GIVEN INSTRUCTION.
Records follow. Select each line holding "Центральная".

EXERCISE DATA.
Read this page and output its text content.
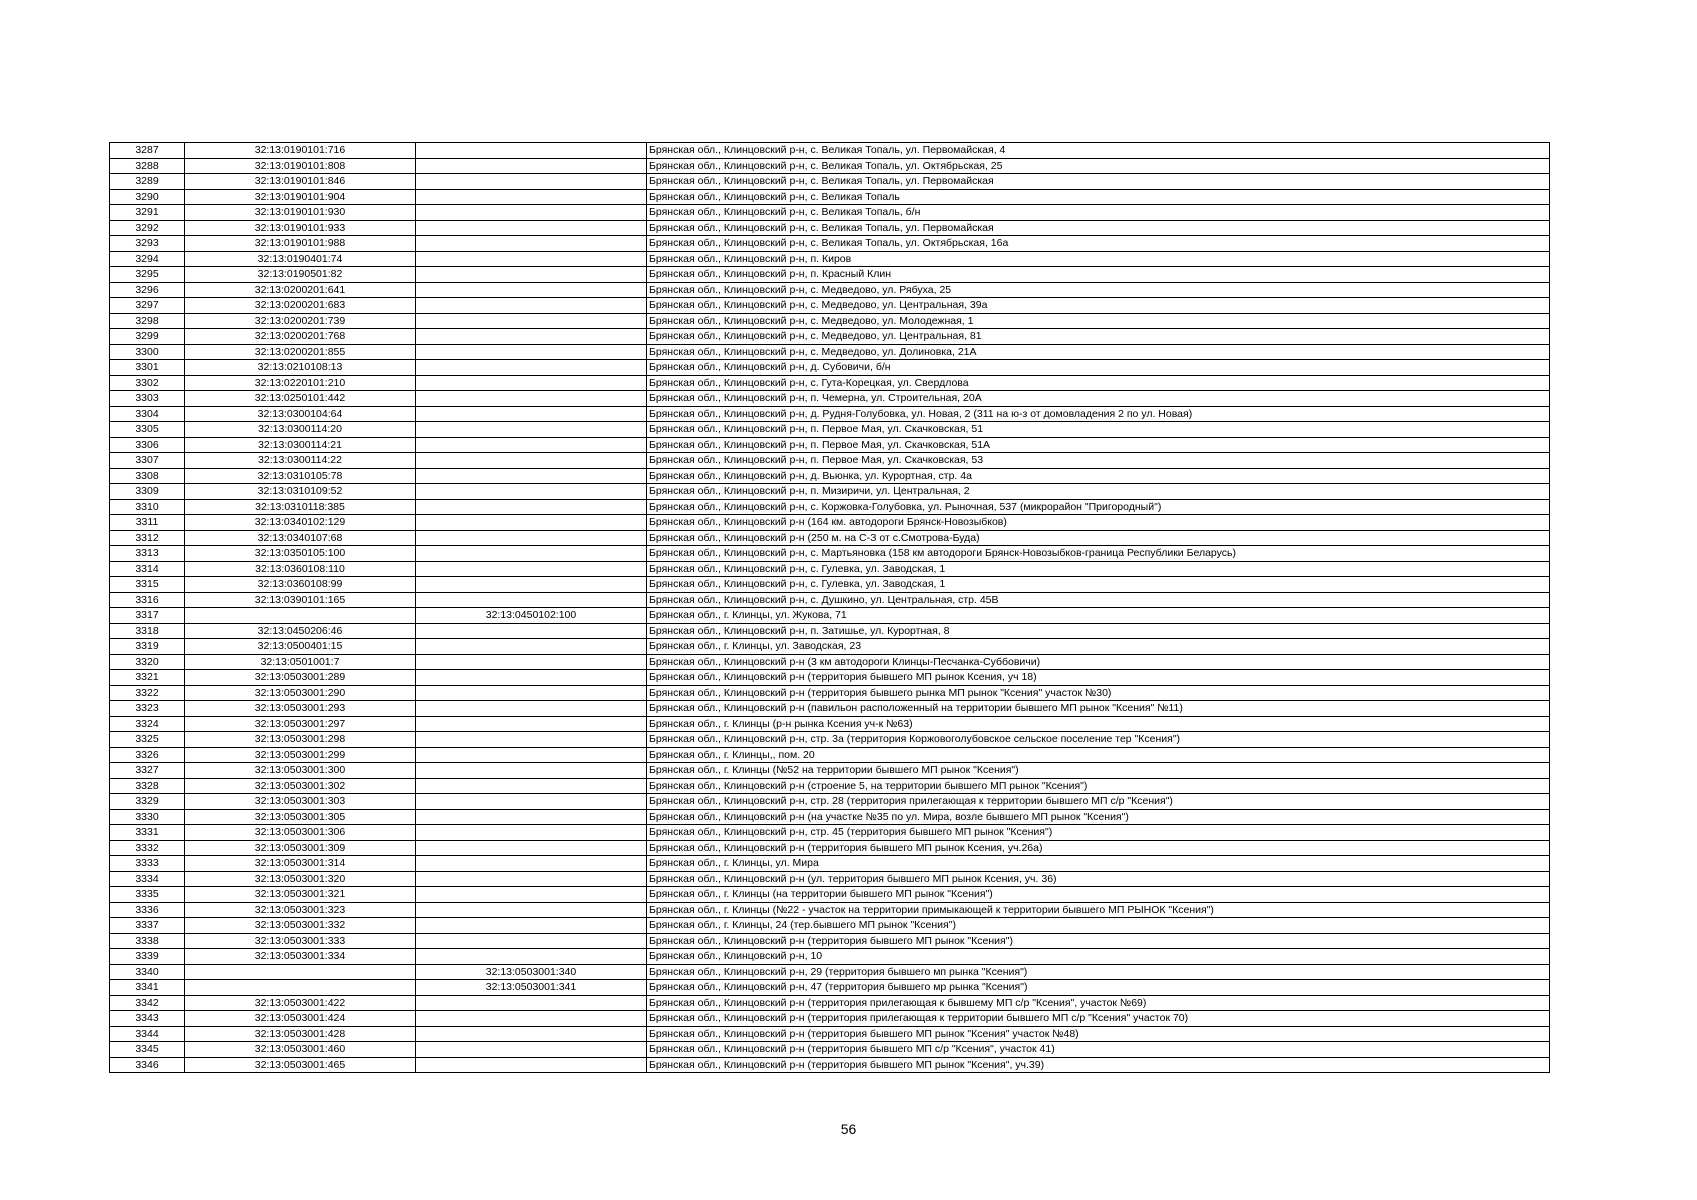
3287	32:13:0190101:716		Брянская обл., Клинцовский р-н, с. Великая Топаль, ул. Первомайская, 4
3288	32:13:0190101:808		Брянская обл., Клинцовский р-н, с. Великая Топаль, ул. Октябрьская, 25
3289	32:13:0190101:846		Брянская обл., Клинцовский р-н, с. Великая Топаль, ул. Первомайская
3290	32:13:0190101:904		Брянская обл., Клинцовский р-н, с. Великая Топаль
3291	32:13:0190101:930		Брянская обл., Клинцовский р-н, с. Великая Топаль, б/н
3292	32:13:0190101:933		Брянская обл., Клинцовский р-н, с. Великая Топаль, ул. Первомайская
3293	32:13:0190101:988		Брянская обл., Клинцовский р-н, с. Великая Топаль, ул. Октябрьская, 16а
3294	32:13:0190401:74		Брянская обл., Клинцовский р-н, п. Киров
3295	32:13:0190501:82		Брянская обл., Клинцовский р-н, п. Красный Клин
3296	32:13:0200201:641		Брянская обл., Клинцовский р-н, с. Медведово, ул. Рябуха, 25
3297	32:13:0200201:683		Брянская обл., Клинцовский р-н, с. Медведово, ул. Центральная, 39а
3298	32:13:0200201:739		Брянская обл., Клинцовский р-н, с. Медведово, ул. Молодежная, 1
3299	32:13:0200201:768		Брянская обл., Клинцовский р-н, с. Медведово, ул. Центральная, 81
3300	32:13:0200201:855		Брянская обл., Клинцовский р-н, с. Медведово, ул. Долиновка, 21А
3301	32:13:0210108:13		Брянская обл., Клинцовский р-н, д. Субовичи, б/н
3302	32:13:0220101:210		Брянская обл., Клинцовский р-н, с. Гута-Корецкая, ул. Свердлова
3303	32:13:0250101:442		Брянская обл., Клинцовский р-н, п. Чемерна, ул. Строительная, 20А
3304	32:13:0300104:64		Брянская обл., Клинцовский р-н, д. Рудня-Голубовка, ул. Новая, 2 (311 на ю-з от домовладения 2 по ул. Новая)
3305	32:13:0300114:20		Брянская обл., Клинцовский р-н, п. Первое Мая, ул. Скачковская, 51
3306	32:13:0300114:21		Брянская обл., Клинцовский р-н, п. Первое Мая, ул. Скачковская, 51А
3307	32:13:0300114:22		Брянская обл., Клинцовский р-н, п. Первое Мая, ул. Скачковская, 53
3308	32:13:0310105:78		Брянская обл., Клинцовский р-н, д. Вьюнка, ул. Курортная, стр. 4а
3309	32:13:0310109:52		Брянская обл., Клинцовский р-н, п. Мизиричи, ул. Центральная, 2
3310	32:13:0310118:385		Брянская обл., Клинцовский р-н, с. Коржовка-Голубовка, ул. Рыночная, 537 (микрорайон "Пригородный")
3311	32:13:0340102:129		Брянская обл., Клинцовский р-н (164 км. автодороги Брянск-Новозыбков)
3312	32:13:0340107:68		Брянская обл., Клинцовский р-н (250 м. на С-З от с.Смотрова-Буда)
3313	32:13:0350105:100		Брянская обл., Клинцовский р-н, с. Мартьяновка (158 км автодороги Брянск-Новозыбков-граница Республики Беларусь)
3314	32:13:0360108:110		Брянская обл., Клинцовский р-н, с. Гулевка, ул. Заводская, 1
3315	32:13:0360108:99		Брянская обл., Клинцовский р-н, с. Гулевка, ул. Заводская, 1
3316	32:13:0390101:165		Брянская обл., Клинцовский р-н, с. Душкино, ул. Центральная, стр. 45В
3317		32:13:0450102:100	Брянская обл., г. Клинцы, ул. Жукова, 71
3318	32:13:0450206:46		Брянская обл., Клинцовский р-н, п. Затишье, ул. Курортная, 8
3319	32:13:0500401:15		Брянская обл., г. Клинцы, ул. Заводская, 23
3320	32:13:0501001:7		Брянская обл., Клинцовский р-н (3 км автодороги Клинцы-Песчанка-Суббовичи)
3321	32:13:0503001:289		Брянская обл., Клинцовский р-н (территория бывшего МП рынок Ксения, уч 18)
3322	32:13:0503001:290		Брянская обл., Клинцовский р-н (территория бывшего рынка МП рынок "Ксения" участок №30)
3323	32:13:0503001:293		Брянская обл., Клинцовский р-н (павильон расположенный на территории бывшего МП рынок "Ксения" №11)
3324	32:13:0503001:297		Брянская обл., г. Клинцы (р-н рынка Ксения уч-к №63)
3325	32:13:0503001:298		Брянская обл., Клинцовский р-н, стр. 3а (территория Коржовоголубовское сельское поселение тер "Ксения")
3326	32:13:0503001:299		Брянская обл., г. Клинцы,, пом. 20
3327	32:13:0503001:300		Брянская обл., г. Клинцы (№52 на территории бывшего МП рынок "Ксения")
3328	32:13:0503001:302		Брянская обл., Клинцовский р-н (строение 5, на территории бывшего МП рынок "Ксения")
3329	32:13:0503001:303		Брянская обл., Клинцовский р-н, стр. 28 (территория прилегающая к территории бывшего МП с/р "Ксения")
3330	32:13:0503001:305		Брянская обл., Клинцовский р-н (на участке №35 по ул. Мира, возле бывшего МП рынок "Ксения")
3331	32:13:0503001:306		Брянская обл., Клинцовский р-н, стр. 45 (территория бывшего МП рынок "Ксения")
3332	32:13:0503001:309		Брянская обл., Клинцовский р-н (территория бывшего МП рынок Ксения, уч.26а)
3333	32:13:0503001:314		Брянская обл., г. Клинцы, ул. Мира
3334	32:13:0503001:320		Брянская обл., Клинцовский р-н (ул. территория бывшего МП рынок Ксения, уч. 36)
3335	32:13:0503001:321		Брянская обл., г. Клинцы (на территории бывшего МП рынок "Ксения")
3336	32:13:0503001:323		Брянская обл., г. Клинцы (№22 - участок на территории примыкающей к территории бывшего МП РЫНОК "Ксения")
3337	32:13:0503001:332		Брянская обл., г. Клинцы, 24 (тер.бывшего МП рынок "Ксения")
3338	32:13:0503001:333		Брянская обл., Клинцовский р-н (территория бывшего МП рынок "Ксения")
3339	32:13:0503001:334		Брянская обл., Клинцовский р-н, 10
3340		32:13:0503001:340	Брянская обл., Клинцовский р-н, 29 (территория бывшего мп рынка "Ксения")
3341		32:13:0503001:341	Брянская обл., Клинцовский р-н, 47 (территория бывшего мр рынка "Ксения")
3342	32:13:0503001:422		Брянская обл., Клинцовский р-н (территория прилегающая к бывшему МП с/р "Ксения", участок №69)
3343	32:13:0503001:424		Брянская обл., Клинцовский р-н (территория прилегающая к территории бывшего МП с/р "Ксения" участок 70)
3344	32:13:0503001:428		Брянская обл., Клинцовский р-н (территория бывшего МП рынок "Ксения" участок №48)
3345	32:13:0503001:460		Брянская обл., Клинцовский р-н (территория бывшего МП с/р "Ксения", участок 41)
3346	32:13:0503001:465		Брянская обл., Клинцовский р-н (территория бывшего МП рынок "Ксения", уч.39)
56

EXPECTED ANSWER.
3297	32:13:0200201:683		Брянская обл., Клинцовский р-н, с. Медведово, ул. Центральная, 39а
3299	32:13:0200201:768		Брянская обл., Клинцовский р-н, с. Медведово, ул. Центральная, 81
3309	32:13:0310109:52		Брянская обл., Клинцовский р-н, п. Мизиричи, ул. Центральная, 2
3316	32:13:0390101:165		Брянская обл., Клинцовский р-н, с. Душкино, ул. Центральная, стр. 45В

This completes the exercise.